## Stated problem
Quote the whole listing verbatim.

======

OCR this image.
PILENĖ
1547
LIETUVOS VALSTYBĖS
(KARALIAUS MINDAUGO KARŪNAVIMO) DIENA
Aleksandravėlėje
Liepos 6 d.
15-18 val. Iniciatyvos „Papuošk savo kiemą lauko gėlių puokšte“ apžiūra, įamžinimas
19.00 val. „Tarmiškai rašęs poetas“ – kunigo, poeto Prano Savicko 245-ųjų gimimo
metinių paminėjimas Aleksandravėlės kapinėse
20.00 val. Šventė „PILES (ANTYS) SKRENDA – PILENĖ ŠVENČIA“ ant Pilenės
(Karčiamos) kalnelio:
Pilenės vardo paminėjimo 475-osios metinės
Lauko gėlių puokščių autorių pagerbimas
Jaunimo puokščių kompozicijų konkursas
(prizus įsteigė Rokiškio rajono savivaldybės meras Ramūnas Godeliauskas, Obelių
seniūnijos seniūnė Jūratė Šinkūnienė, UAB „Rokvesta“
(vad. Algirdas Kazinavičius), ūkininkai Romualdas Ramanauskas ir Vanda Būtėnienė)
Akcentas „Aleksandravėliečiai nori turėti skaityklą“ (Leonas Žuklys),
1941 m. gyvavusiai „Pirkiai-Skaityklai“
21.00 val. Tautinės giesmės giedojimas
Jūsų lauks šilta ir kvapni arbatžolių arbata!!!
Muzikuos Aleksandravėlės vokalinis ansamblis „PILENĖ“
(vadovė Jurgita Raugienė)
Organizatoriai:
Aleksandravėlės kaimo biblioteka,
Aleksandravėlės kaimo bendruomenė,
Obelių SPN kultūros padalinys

======

## Output for this exercise
OCR this image.
PILENĖ
1547
LIETUVOS VALSTYBĖS
(KARALIAUS MINDAUGO KARŪNAVIMO) DIENA
Aleksandravėlėje
Liepos 6 d.
15-18 val. Iniciatyvos „Papuošk savo kiemą lauko gėlių puokšte“ apžiūra, įamžinimas
19.00 val. „Tarmiškai rašęs poetas“ – kunigo, poeto Prano Savicko 245-ųjų gimimo
metinių paminėjimas Aleksandravėlės kapinėse
20.00 val. Šventė „PILES (ANTYS) SKRENDA – PILENĖ ŠVENČIA“ ant Pilenės
(Karčiamos) kalnelio:
Pilenės vardo paminėjimo 475-osios metinės
Lauko gėlių puokščių autorių pagerbimas
Jaunimo puokščių kompozicijų konkursas
(prizus įsteigė Rokiškio rajono savivaldybės meras Ramūnas Godeliauskas, Obelių
seniūnijos seniūnė Jūratė Šinkūnienė, UAB „Rokvesta“
(vad. Algirdas Kazinavičius), ūkininkai Romualdas Ramanauskas ir Vanda Būtėnienė)
Akcentas „Aleksandravėliečiai nori turėti skaityklą“ (Leonas Žuklys),
1941 m. gyvavusiai „Pirkiai-Skaityklai“
21.00 val. Tautinės giesmės giedojimas
Jūsų lauks šilta ir kvapni arbatžolių arbata!!!
Muzikuos Aleksandravėlės vokalinis ansamblis „PILENĖ“
(vadovė Jurgita Raugienė)
Organizatoriai:
Aleksandravėlės kaimo biblioteka,
Aleksandravėlės kaimo bendruomenė,
Obelių SPN kultūros padalinys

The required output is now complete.